Data to process =>
-=-=-=-=-

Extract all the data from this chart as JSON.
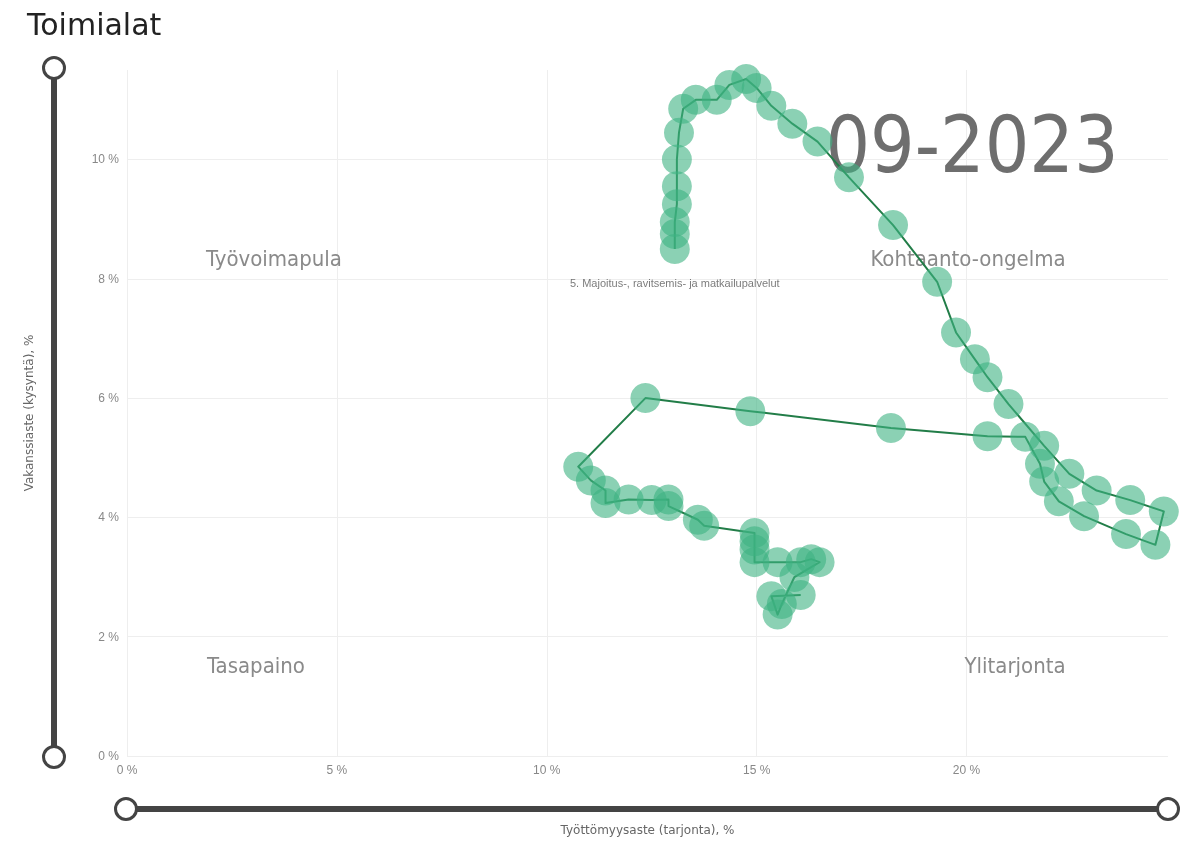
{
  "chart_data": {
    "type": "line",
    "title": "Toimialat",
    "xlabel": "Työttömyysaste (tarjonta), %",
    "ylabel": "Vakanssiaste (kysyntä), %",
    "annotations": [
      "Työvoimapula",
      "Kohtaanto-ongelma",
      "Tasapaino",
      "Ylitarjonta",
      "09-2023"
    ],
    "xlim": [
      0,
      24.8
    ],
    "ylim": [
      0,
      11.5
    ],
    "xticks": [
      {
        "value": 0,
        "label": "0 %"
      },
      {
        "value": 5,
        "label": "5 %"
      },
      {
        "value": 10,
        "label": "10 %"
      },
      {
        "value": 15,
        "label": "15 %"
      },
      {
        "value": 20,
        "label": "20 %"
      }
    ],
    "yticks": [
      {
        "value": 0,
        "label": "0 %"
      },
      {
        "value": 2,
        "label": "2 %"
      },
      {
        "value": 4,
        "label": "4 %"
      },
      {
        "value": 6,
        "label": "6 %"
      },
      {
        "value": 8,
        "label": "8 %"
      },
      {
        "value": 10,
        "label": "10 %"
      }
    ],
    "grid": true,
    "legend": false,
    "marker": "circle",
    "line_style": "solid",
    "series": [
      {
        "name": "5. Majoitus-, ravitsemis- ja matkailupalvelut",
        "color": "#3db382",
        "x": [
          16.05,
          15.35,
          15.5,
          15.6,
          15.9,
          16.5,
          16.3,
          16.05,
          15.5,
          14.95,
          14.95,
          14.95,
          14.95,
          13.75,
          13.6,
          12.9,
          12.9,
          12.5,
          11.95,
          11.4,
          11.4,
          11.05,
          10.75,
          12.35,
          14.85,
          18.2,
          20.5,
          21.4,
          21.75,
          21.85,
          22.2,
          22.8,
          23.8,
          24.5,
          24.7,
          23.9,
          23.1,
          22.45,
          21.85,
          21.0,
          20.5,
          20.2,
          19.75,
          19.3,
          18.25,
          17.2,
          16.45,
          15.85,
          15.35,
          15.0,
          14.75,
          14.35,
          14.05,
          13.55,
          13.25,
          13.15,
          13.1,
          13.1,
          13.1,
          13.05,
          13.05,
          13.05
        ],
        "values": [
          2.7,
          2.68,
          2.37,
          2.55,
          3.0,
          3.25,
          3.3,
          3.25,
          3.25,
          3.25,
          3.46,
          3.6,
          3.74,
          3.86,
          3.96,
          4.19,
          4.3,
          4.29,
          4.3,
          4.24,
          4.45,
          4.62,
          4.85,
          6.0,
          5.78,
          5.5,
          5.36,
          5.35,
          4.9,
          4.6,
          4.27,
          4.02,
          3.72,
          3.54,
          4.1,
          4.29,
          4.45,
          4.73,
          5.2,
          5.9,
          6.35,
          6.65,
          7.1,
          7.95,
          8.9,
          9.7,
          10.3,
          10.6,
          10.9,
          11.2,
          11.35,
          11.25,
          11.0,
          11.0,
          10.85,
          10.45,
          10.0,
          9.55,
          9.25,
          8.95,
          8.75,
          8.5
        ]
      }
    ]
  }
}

-=-=-=-=-

Task instructions =>
Your task is to set down the records shown above exactly, minus any pictures.

The answer =>
Extract all the data from this chart as JSON.
{
  "chart_data": {
    "type": "line",
    "title": "Toimialat",
    "xlabel": "Työttömyysaste (tarjonta), %",
    "ylabel": "Vakanssiaste (kysyntä), %",
    "annotations": [
      "Työvoimapula",
      "Kohtaanto-ongelma",
      "Tasapaino",
      "Ylitarjonta",
      "09-2023"
    ],
    "xlim": [
      0,
      24.8
    ],
    "ylim": [
      0,
      11.5
    ],
    "xticks": [
      {
        "value": 0,
        "label": "0 %"
      },
      {
        "value": 5,
        "label": "5 %"
      },
      {
        "value": 10,
        "label": "10 %"
      },
      {
        "value": 15,
        "label": "15 %"
      },
      {
        "value": 20,
        "label": "20 %"
      }
    ],
    "yticks": [
      {
        "value": 0,
        "label": "0 %"
      },
      {
        "value": 2,
        "label": "2 %"
      },
      {
        "value": 4,
        "label": "4 %"
      },
      {
        "value": 6,
        "label": "6 %"
      },
      {
        "value": 8,
        "label": "8 %"
      },
      {
        "value": 10,
        "label": "10 %"
      }
    ],
    "grid": true,
    "legend": false,
    "marker": "circle",
    "line_style": "solid",
    "series": [
      {
        "name": "5. Majoitus-, ravitsemis- ja matkailupalvelut",
        "color": "#3db382",
        "x": [
          16.05,
          15.35,
          15.5,
          15.6,
          15.9,
          16.5,
          16.3,
          16.05,
          15.5,
          14.95,
          14.95,
          14.95,
          14.95,
          13.75,
          13.6,
          12.9,
          12.9,
          12.5,
          11.95,
          11.4,
          11.4,
          11.05,
          10.75,
          12.35,
          14.85,
          18.2,
          20.5,
          21.4,
          21.75,
          21.85,
          22.2,
          22.8,
          23.8,
          24.5,
          24.7,
          23.9,
          23.1,
          22.45,
          21.85,
          21.0,
          20.5,
          20.2,
          19.75,
          19.3,
          18.25,
          17.2,
          16.45,
          15.85,
          15.35,
          15.0,
          14.75,
          14.35,
          14.05,
          13.55,
          13.25,
          13.15,
          13.1,
          13.1,
          13.1,
          13.05,
          13.05,
          13.05
        ],
        "values": [
          2.7,
          2.68,
          2.37,
          2.55,
          3.0,
          3.25,
          3.3,
          3.25,
          3.25,
          3.25,
          3.46,
          3.6,
          3.74,
          3.86,
          3.96,
          4.19,
          4.3,
          4.29,
          4.3,
          4.24,
          4.45,
          4.62,
          4.85,
          6.0,
          5.78,
          5.5,
          5.36,
          5.35,
          4.9,
          4.6,
          4.27,
          4.02,
          3.72,
          3.54,
          4.1,
          4.29,
          4.45,
          4.73,
          5.2,
          5.9,
          6.35,
          6.65,
          7.1,
          7.95,
          8.9,
          9.7,
          10.3,
          10.6,
          10.9,
          11.2,
          11.35,
          11.25,
          11.0,
          11.0,
          10.85,
          10.45,
          10.0,
          9.55,
          9.25,
          8.95,
          8.75,
          8.5
        ]
      }
    ]
  }
}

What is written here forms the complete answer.